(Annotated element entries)
◇ ◇ ◇

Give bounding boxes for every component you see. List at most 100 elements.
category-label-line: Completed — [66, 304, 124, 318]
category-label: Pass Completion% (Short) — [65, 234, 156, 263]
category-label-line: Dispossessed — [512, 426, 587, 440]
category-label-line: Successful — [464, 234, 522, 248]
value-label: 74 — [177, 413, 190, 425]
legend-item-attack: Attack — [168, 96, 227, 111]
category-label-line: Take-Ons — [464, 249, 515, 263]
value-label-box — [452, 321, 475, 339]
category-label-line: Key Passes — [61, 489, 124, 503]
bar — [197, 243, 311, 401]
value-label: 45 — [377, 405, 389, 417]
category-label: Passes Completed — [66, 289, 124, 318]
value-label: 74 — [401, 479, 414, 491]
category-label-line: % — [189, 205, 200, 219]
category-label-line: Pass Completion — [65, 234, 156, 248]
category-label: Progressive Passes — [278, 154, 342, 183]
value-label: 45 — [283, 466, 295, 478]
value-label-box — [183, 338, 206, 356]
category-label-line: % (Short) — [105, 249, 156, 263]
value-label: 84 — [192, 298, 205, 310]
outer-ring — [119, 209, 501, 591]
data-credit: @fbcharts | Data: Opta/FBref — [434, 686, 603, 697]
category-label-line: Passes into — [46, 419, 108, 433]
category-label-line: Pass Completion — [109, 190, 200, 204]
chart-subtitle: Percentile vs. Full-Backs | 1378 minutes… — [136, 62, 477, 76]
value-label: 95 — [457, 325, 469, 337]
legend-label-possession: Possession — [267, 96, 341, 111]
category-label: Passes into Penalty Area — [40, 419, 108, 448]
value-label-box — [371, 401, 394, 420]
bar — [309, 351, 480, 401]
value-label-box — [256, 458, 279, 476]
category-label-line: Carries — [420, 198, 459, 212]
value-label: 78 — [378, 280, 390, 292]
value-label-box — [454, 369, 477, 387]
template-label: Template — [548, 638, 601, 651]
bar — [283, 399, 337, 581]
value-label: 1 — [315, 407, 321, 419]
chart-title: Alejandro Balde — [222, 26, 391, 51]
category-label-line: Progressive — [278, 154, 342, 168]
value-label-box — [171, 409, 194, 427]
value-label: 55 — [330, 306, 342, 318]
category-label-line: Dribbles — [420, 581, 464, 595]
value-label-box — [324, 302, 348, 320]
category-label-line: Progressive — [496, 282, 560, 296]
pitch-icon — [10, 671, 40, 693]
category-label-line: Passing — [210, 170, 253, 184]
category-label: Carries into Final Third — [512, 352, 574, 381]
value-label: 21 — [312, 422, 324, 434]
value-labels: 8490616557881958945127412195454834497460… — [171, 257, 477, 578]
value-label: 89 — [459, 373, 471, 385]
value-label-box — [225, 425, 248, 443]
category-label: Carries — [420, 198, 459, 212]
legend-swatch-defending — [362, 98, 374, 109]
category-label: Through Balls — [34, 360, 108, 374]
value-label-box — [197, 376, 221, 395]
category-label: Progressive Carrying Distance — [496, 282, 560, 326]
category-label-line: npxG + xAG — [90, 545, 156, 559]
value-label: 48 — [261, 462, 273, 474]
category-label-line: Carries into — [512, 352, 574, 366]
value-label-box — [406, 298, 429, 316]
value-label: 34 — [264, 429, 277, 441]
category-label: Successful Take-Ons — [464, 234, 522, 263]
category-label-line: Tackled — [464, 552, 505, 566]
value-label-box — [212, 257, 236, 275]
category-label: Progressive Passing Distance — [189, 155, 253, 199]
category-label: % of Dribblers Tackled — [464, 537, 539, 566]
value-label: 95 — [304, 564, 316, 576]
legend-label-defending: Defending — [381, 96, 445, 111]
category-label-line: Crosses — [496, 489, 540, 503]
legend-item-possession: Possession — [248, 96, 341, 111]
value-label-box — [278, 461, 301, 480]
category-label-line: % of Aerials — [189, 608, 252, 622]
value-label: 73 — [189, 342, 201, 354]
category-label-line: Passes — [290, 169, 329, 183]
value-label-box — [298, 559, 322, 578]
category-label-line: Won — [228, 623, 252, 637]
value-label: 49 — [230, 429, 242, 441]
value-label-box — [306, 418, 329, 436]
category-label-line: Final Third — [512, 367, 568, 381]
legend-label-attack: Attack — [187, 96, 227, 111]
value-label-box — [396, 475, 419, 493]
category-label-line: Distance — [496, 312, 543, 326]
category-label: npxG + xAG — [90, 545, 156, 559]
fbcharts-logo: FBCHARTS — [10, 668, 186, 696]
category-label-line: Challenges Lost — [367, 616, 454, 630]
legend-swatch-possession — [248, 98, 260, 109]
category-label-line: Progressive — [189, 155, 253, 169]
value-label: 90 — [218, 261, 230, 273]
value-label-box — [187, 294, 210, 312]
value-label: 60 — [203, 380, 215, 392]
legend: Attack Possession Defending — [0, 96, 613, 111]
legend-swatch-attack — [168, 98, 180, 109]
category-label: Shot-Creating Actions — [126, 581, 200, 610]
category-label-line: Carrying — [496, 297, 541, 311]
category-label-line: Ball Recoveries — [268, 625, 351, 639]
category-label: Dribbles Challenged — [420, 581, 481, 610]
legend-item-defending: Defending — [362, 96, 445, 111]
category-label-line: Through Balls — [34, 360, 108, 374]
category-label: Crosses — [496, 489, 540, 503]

◇ ◇ ◇

## Set task
Express the data above as a JSON list of strings, with one string for each line and no blank lines.

## Response for this exercise
[
  "Give bounding boxes for every component you see. List at most 100 elements.",
  "category-label-line: Completed — [66, 304, 124, 318]",
  "category-label: Pass Completion% (Short) — [65, 234, 156, 263]",
  "category-label-line: Dispossessed — [512, 426, 587, 440]",
  "category-label-line: Successful — [464, 234, 522, 248]",
  "value-label: 74 — [177, 413, 190, 425]",
  "legend-item-attack: Attack — [168, 96, 227, 111]",
  "category-label-line: Take-Ons — [464, 249, 515, 263]",
  "value-label-box — [452, 321, 475, 339]",
  "category-label-line: Key Passes — [61, 489, 124, 503]",
  "bar — [197, 243, 311, 401]",
  "value-label: 45 — [377, 405, 389, 417]",
  "category-label: Passes Completed — [66, 289, 124, 318]",
  "value-label: 74 — [401, 479, 414, 491]",
  "category-label-line: % — [189, 205, 200, 219]",
  "category-label-line: Pass Completion — [65, 234, 156, 248]",
  "category-label: Progressive Passes — [278, 154, 342, 183]",
  "value-label: 45 — [283, 466, 295, 478]",
  "value-label-box — [183, 338, 206, 356]",
  "category-label-line: % (Short) — [105, 249, 156, 263]",
  "value-label: 84 — [192, 298, 205, 310]",
  "outer-ring — [119, 209, 501, 591]",
  "data-credit: @fbcharts | Data: Opta/FBref — [434, 686, 603, 697]",
  "category-label-line: Passes into — [46, 419, 108, 433]",
  "category-label-line: Pass Completion — [109, 190, 200, 204]",
  "chart-subtitle: Percentile vs. Full-Backs | 1378 minutes… — [136, 62, 477, 76]",
  "value-label: 95 — [457, 325, 469, 337]",
  "legend-label-possession: Possession — [267, 96, 341, 111]",
  "category-label: Passes into Penalty Area — [40, 419, 108, 448]",
  "value-label-box — [371, 401, 394, 420]",
  "bar — [309, 351, 480, 401]",
  "value-label-box — [256, 458, 279, 476]",
  "category-label-line: Carries — [420, 198, 459, 212]",
  "value-label: 78 — [378, 280, 390, 292]",
  "value-label-box — [454, 369, 477, 387]",
  "template-label: Template — [548, 638, 601, 651]",
  "bar — [283, 399, 337, 581]",
  "value-label: 1 — [315, 407, 321, 419]",
  "chart-title: Alejandro Balde — [222, 26, 391, 51]",
  "category-label-line: Progressive — [278, 154, 342, 168]",
  "value-label-box — [171, 409, 194, 427]",
  "value-label: 55 — [330, 306, 342, 318]",
  "category-label-line: Dribbles — [420, 581, 464, 595]",
  "value-label-box — [324, 302, 348, 320]",
  "category-label-line: Progressive — [496, 282, 560, 296]",
  "pitch-icon — [10, 671, 40, 693]",
  "category-label-line: Passing — [210, 170, 253, 184]",
  "category-label: Carries into Final Third — [512, 352, 574, 381]",
  "value-label: 21 — [312, 422, 324, 434]",
  "value-labels: 8490616557881958945127412195454834497460… — [171, 257, 477, 578]",
  "value-label: 89 — [459, 373, 471, 385]",
  "value-label-box — [225, 425, 248, 443]",
  "category-label: Carries — [420, 198, 459, 212]",
  "legend-swatch-defending — [362, 98, 374, 109]",
  "category-label: Through Balls — [34, 360, 108, 374]",
  "value-label-box — [197, 376, 221, 395]",
  "category-label: Progressive Carrying Distance — [496, 282, 560, 326]",
  "category-label-line: npxG + xAG — [90, 545, 156, 559]",
  "value-label: 48 — [261, 462, 273, 474]",
  "category-label-line: Carries into — [512, 352, 574, 366]",
  "value-label-box — [406, 298, 429, 316]",
  "value-label: 34 — [264, 429, 277, 441]",
  "category-label: Successful Take-Ons — [464, 234, 522, 263]",
  "category-label-line: Tackled — [464, 552, 505, 566]",
  "value-label-box — [212, 257, 236, 275]",
  "category-label: Progressive Passing Distance — [189, 155, 253, 199]",
  "category-label: % of Dribblers Tackled — [464, 537, 539, 566]",
  "value-label: 95 — [304, 564, 316, 576]",
  "legend-label-defending: Defending — [381, 96, 445, 111]",
  "category-label-line: Crosses — [496, 489, 540, 503]",
  "legend-item-possession: Possession — [248, 96, 341, 111]",
  "value-label-box — [278, 461, 301, 480]",
  "category-label-line: % of Aerials — [189, 608, 252, 622]",
  "value-label: 73 — [189, 342, 201, 354]",
  "category-label-line: Passes — [290, 169, 329, 183]",
  "value-label-box — [298, 559, 322, 578]",
  "category-label-line: Won — [228, 623, 252, 637]",
  "value-label: 49 — [230, 429, 242, 441]",
  "value-label-box — [306, 418, 329, 436]",
  "category-label-line: Final Third — [512, 367, 568, 381]",
  "legend-label-attack: Attack — [187, 96, 227, 111]",
  "value-label-box — [396, 475, 419, 493]",
  "category-label-line: Distance — [496, 312, 543, 326]",
  "category-label: npxG + xAG — [90, 545, 156, 559]",
  "fbcharts-logo: FBCHARTS — [10, 668, 186, 696]",
  "category-label-line: Challenges Lost — [367, 616, 454, 630]",
  "legend-swatch-possession — [248, 98, 260, 109]",
  "category-label-line: Progressive — [189, 155, 253, 169]",
  "value-label: 90 — [218, 261, 230, 273]",
  "value-label-box — [187, 294, 210, 312]",
  "value-label: 60 — [203, 380, 215, 392]",
  "legend: Attack Possession Defending — [0, 96, 613, 111]",
  "legend-swatch-attack — [168, 98, 180, 109]",
  "category-label: Shot-Creating Actions — [126, 581, 200, 610]",
  "category-label-line: Carrying — [496, 297, 541, 311]",
  "category-label-line: Ball Recoveries — [268, 625, 351, 639]",
  "category-label: Dribbles Challenged — [420, 581, 481, 610]",
  "legend-item-defending: Defending — [362, 96, 445, 111]",
  "category-label-line: Through Balls — [34, 360, 108, 374]",
  "category-label: Crosses — [496, 489, 540, 503]"
]